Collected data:
----

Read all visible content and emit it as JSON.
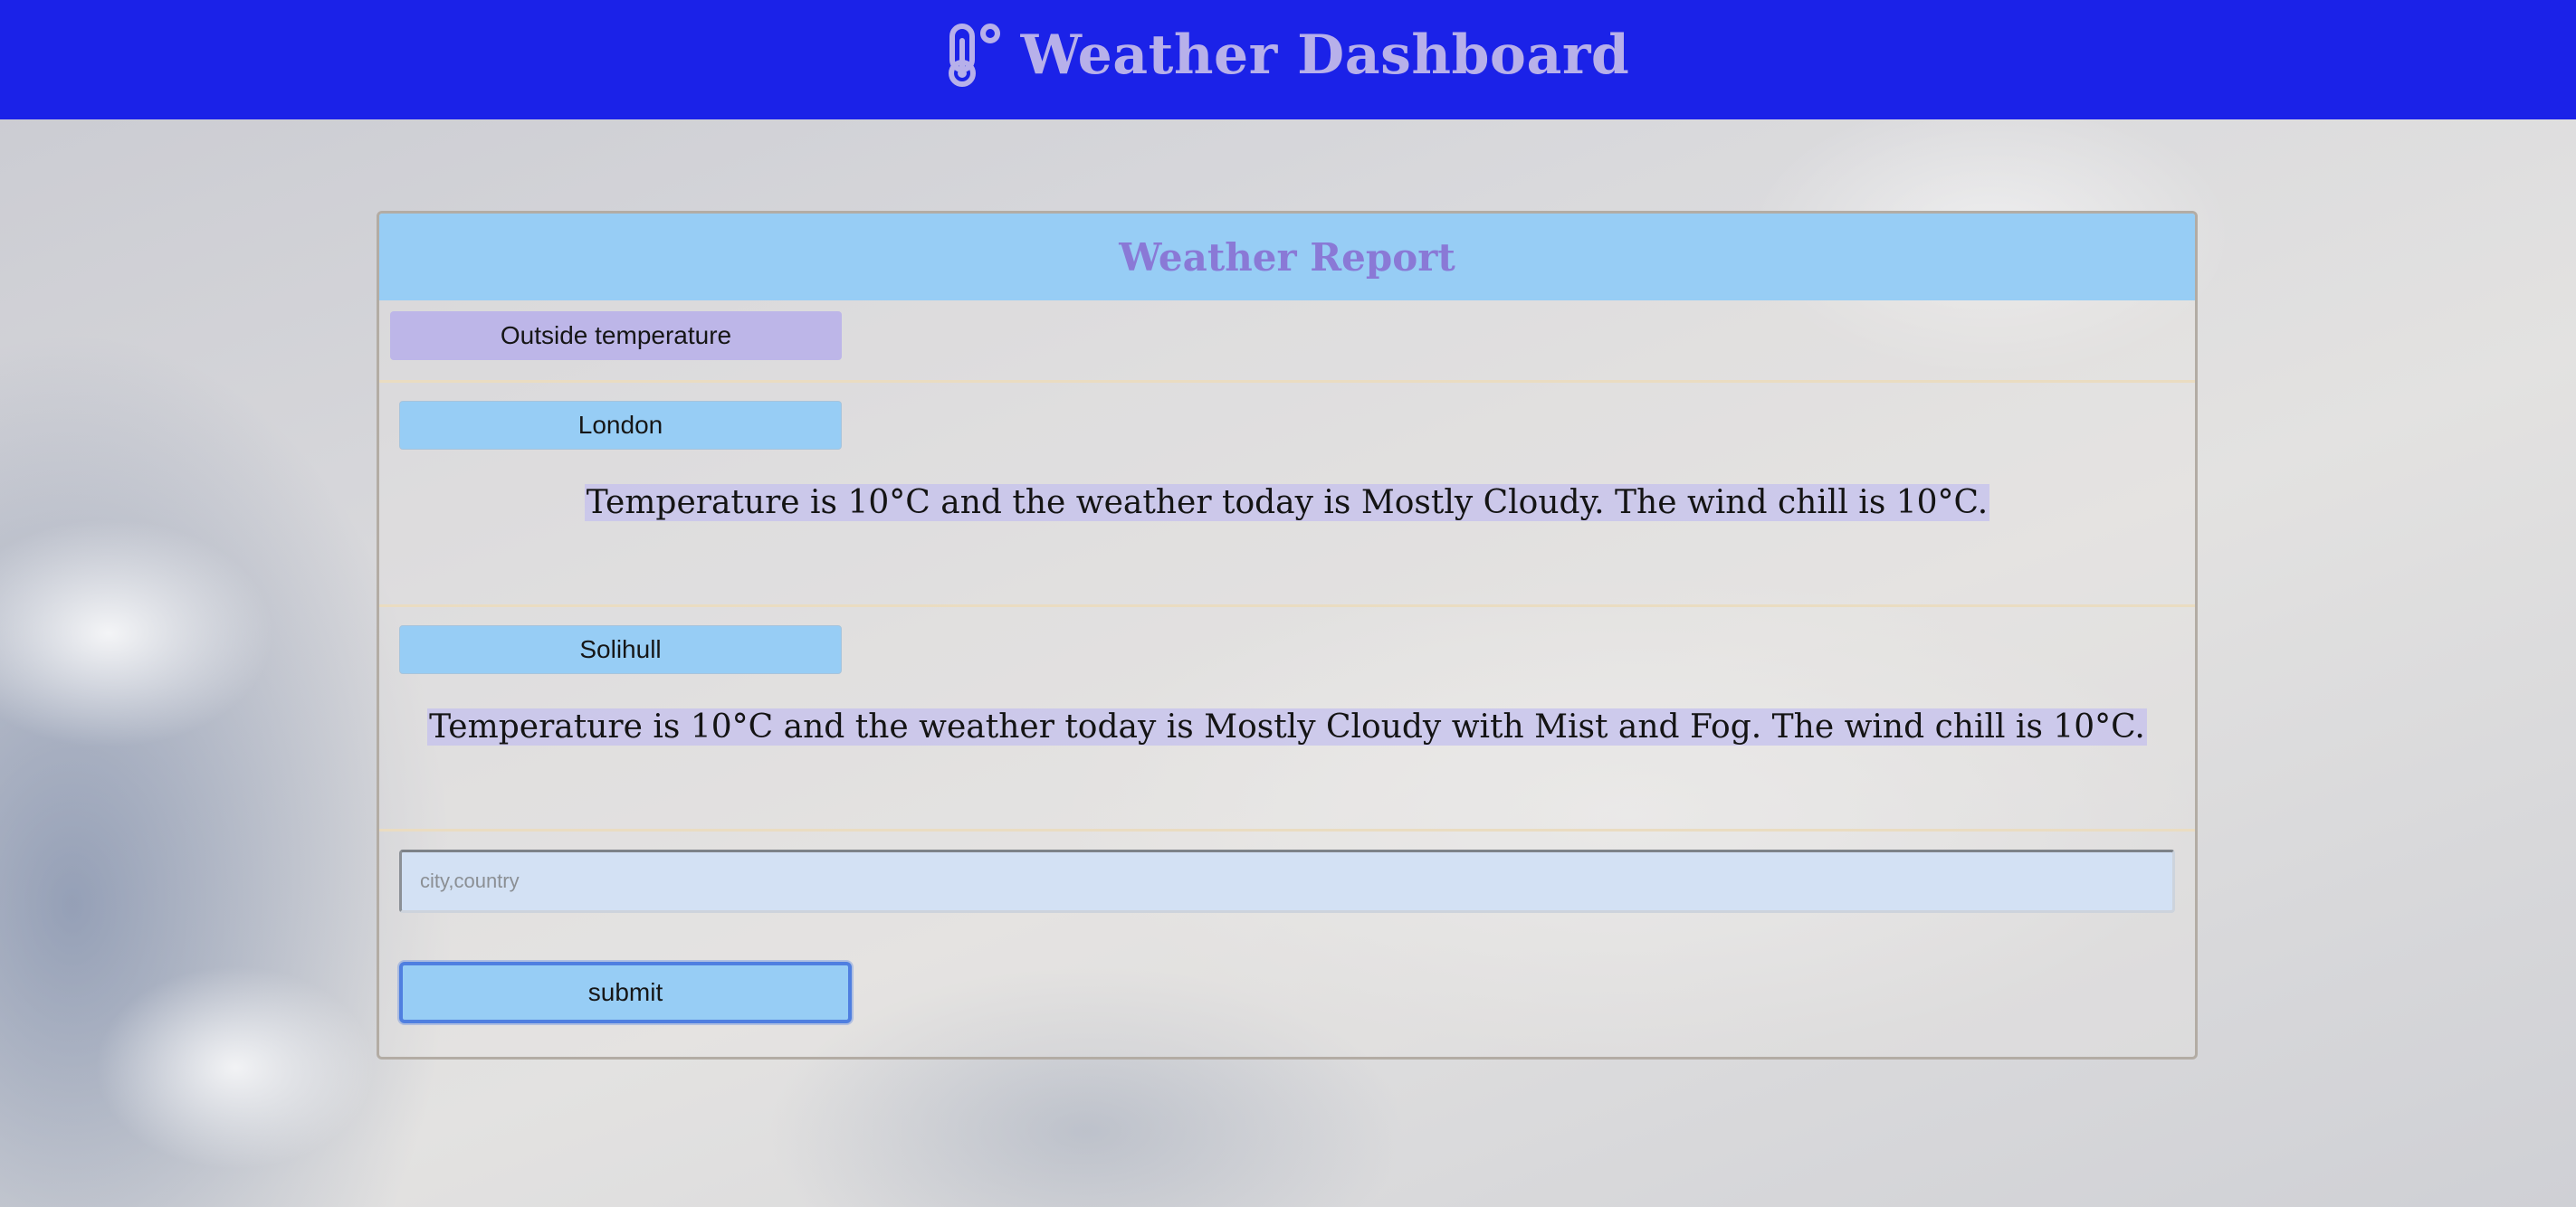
{
  "header": {
    "icon": "thermometer-icon",
    "title": "Weather Dashboard"
  },
  "report": {
    "title": "Weather Report",
    "outside_label": "Outside temperature",
    "cities": [
      {
        "name": "London",
        "description": "Temperature is 10°C and the weather today is Mostly Cloudy. The wind chill is 10°C."
      },
      {
        "name": "Solihull",
        "description": "Temperature is 10°C and the weather today is Mostly Cloudy with Mist and Fog. The wind chill is 10°C."
      }
    ]
  },
  "form": {
    "input_value": "",
    "placeholder": "city,country",
    "submit_label": "submit"
  },
  "colors": {
    "header_bg": "#1b22e8",
    "header_text": "#b7b0ea",
    "panel_head_bg": "#97cdf5",
    "panel_title": "#8a79d6",
    "outside_label_bg": "#bdb6e8",
    "city_button_bg": "#97cdf5",
    "report_highlight": "#c4c0ee",
    "submit_border": "#4f7fe0"
  }
}
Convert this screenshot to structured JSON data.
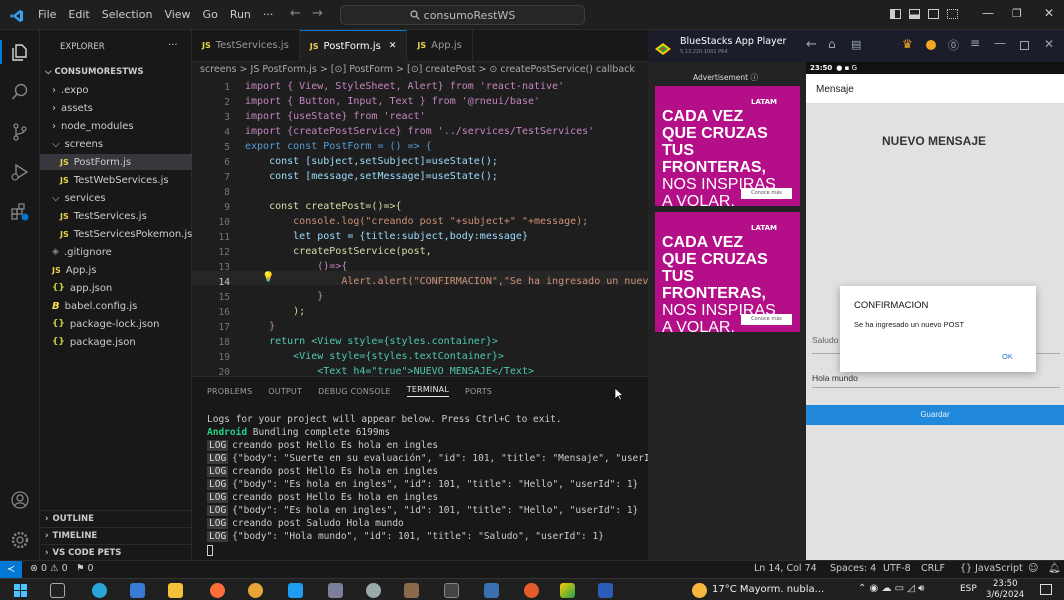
{
  "titlebar": {
    "menu": [
      "File",
      "Edit",
      "Selection",
      "View",
      "Go",
      "Run",
      "···"
    ],
    "search": "consumoRestWS"
  },
  "explorer": {
    "header": "EXPLORER",
    "more": "···",
    "project": "CONSUMORESTWS",
    "items": [
      {
        "label": ".expo",
        "type": "folder"
      },
      {
        "label": "assets",
        "type": "folder"
      },
      {
        "label": "node_modules",
        "type": "folder"
      },
      {
        "label": "screens",
        "type": "folder-open"
      },
      {
        "label": "PostForm.js",
        "type": "js"
      },
      {
        "label": "TestWebServices.js",
        "type": "js"
      },
      {
        "label": "services",
        "type": "folder-open"
      },
      {
        "label": "TestServices.js",
        "type": "js"
      },
      {
        "label": "TestServicesPokemon.js",
        "type": "js"
      },
      {
        "label": ".gitignore",
        "type": "git"
      },
      {
        "label": "App.js",
        "type": "js"
      },
      {
        "label": "app.json",
        "type": "json"
      },
      {
        "label": "babel.config.js",
        "type": "babel"
      },
      {
        "label": "package-lock.json",
        "type": "json"
      },
      {
        "label": "package.json",
        "type": "json"
      }
    ],
    "outline": "OUTLINE",
    "timeline": "TIMELINE",
    "vscode_pets": "VS CODE PETS"
  },
  "editor": {
    "tabs": [
      {
        "label": "TestServices.js",
        "active": false
      },
      {
        "label": "PostForm.js",
        "active": true
      },
      {
        "label": "App.js",
        "active": false
      }
    ],
    "js_badge": "JS",
    "close_glyph": "✕",
    "breadcrumb": "screens > JS PostForm.js > [⊙] PostForm > [⊙] createPost > ⊙ createPostService() callback",
    "line_numbers": [
      "1",
      "2",
      "3",
      "4",
      "5",
      "6",
      "7",
      "8",
      "9",
      "10",
      "11",
      "12",
      "13",
      "14",
      "15",
      "16",
      "17",
      "18",
      "19",
      "20"
    ],
    "code": [
      "import { View, StyleSheet, Alert} from 'react-native'",
      "import { Button, Input, Text } from '@rneui/base'",
      "import {useState} from 'react'",
      "import {createPostService} from '../services/TestServices'",
      "export const PostForm = () => {",
      "    const [subject,setSubject]=useState();",
      "    const [message,setMessage]=useState();",
      "",
      "    const createPost=()=>{",
      "        console.log(\"creando post \"+subject+\" \"+message);",
      "        let post = {title:subject,body:message}",
      "        createPostService(post,",
      "            ()=>{",
      "                Alert.alert(\"CONFIRMACION\",\"Se ha ingresado un nuev",
      "            }",
      "        );",
      "    }",
      "    return <View style={styles.container}>",
      "        <View style={styles.textContainer}>",
      "            <Text h4=\"true\">NUEVO MENSAJE</Text>"
    ]
  },
  "panel": {
    "tabs": [
      "PROBLEMS",
      "OUTPUT",
      "DEBUG CONSOLE",
      "TERMINAL",
      "PORTS"
    ],
    "active_tab": "TERMINAL",
    "log_badge": "LOG",
    "intro": "Logs for your project will appear below. Press Ctrl+C to exit.",
    "bundling_android": "Android",
    "bundling_rest": " Bundling complete 6199ms",
    "logs": [
      "creando post Hello Es hola en ingles",
      "{\"body\": \"Suerte en su evaluación\", \"id\": 101, \"title\": \"Mensaje\", \"userId\"",
      "creando post Hello Es hola en ingles",
      "{\"body\": \"Es hola en ingles\", \"id\": 101, \"title\": \"Hello\", \"userId\": 1}",
      "creando post Hello Es hola en ingles",
      "{\"body\": \"Es hola en ingles\", \"id\": 101, \"title\": \"Hello\", \"userId\": 1}",
      "creando post Saludo Hola mundo",
      "{\"body\": \"Hola mundo\", \"id\": 101, \"title\": \"Saludo\", \"userId\": 1}"
    ]
  },
  "statusbar": {
    "problems": "⊗ 0 ⚠ 0",
    "ports": "⚑ 0",
    "position": "Ln 14, Col 74",
    "spaces": "Spaces: 4",
    "encoding": "UTF-8",
    "eol": "CRLF",
    "language": "{} JavaScript"
  },
  "bluestacks": {
    "title": "BlueStacks App Player",
    "version": "5.13.220.1001 P64",
    "advert_label": "Advertisement ⓘ",
    "ads": [
      {
        "line1": "CADA VEZ",
        "line2": "QUE CRUZAS",
        "line3": "TUS FRONTERAS,",
        "line4": "NOS INSPIRAS",
        "line5": "A VOLAR.",
        "cta": "Conoce más",
        "brand": "LATAM"
      },
      {
        "line1": "CADA VEZ",
        "line2": "QUE CRUZAS",
        "line3": "TUS FRONTERAS,",
        "line4": "NOS INSPIRAS",
        "line5": "A VOLAR.",
        "cta": "Conoce más",
        "brand": "LATAM"
      }
    ],
    "phone_time": "23:50",
    "app_header": "Mensaje",
    "app_title": "NUEVO MENSAJE",
    "subject_label": "Saludo",
    "message_value": "Hola mundo",
    "save_button": "Guardar",
    "dialog": {
      "title": "CONFIRMACION",
      "message": "Se ha ingresado un nuevo POST",
      "ok": "OK"
    }
  },
  "taskbar": {
    "weather": "17°C  Mayorm. nubla...",
    "lang": "ESP",
    "time": "23:50",
    "date": "3/6/2024"
  },
  "colors": {
    "accent": "#0078d4",
    "ad_magenta": "#b40e88",
    "bs_accent": "#5c8ef2"
  }
}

----

- **Aim of the exercise**: List every line above that holds the word "project".

- **Task answer**:
    "project": "CONSUMORESTWS",
    "intro": "Logs for your project will appear below. Press Ctrl+C to exit.",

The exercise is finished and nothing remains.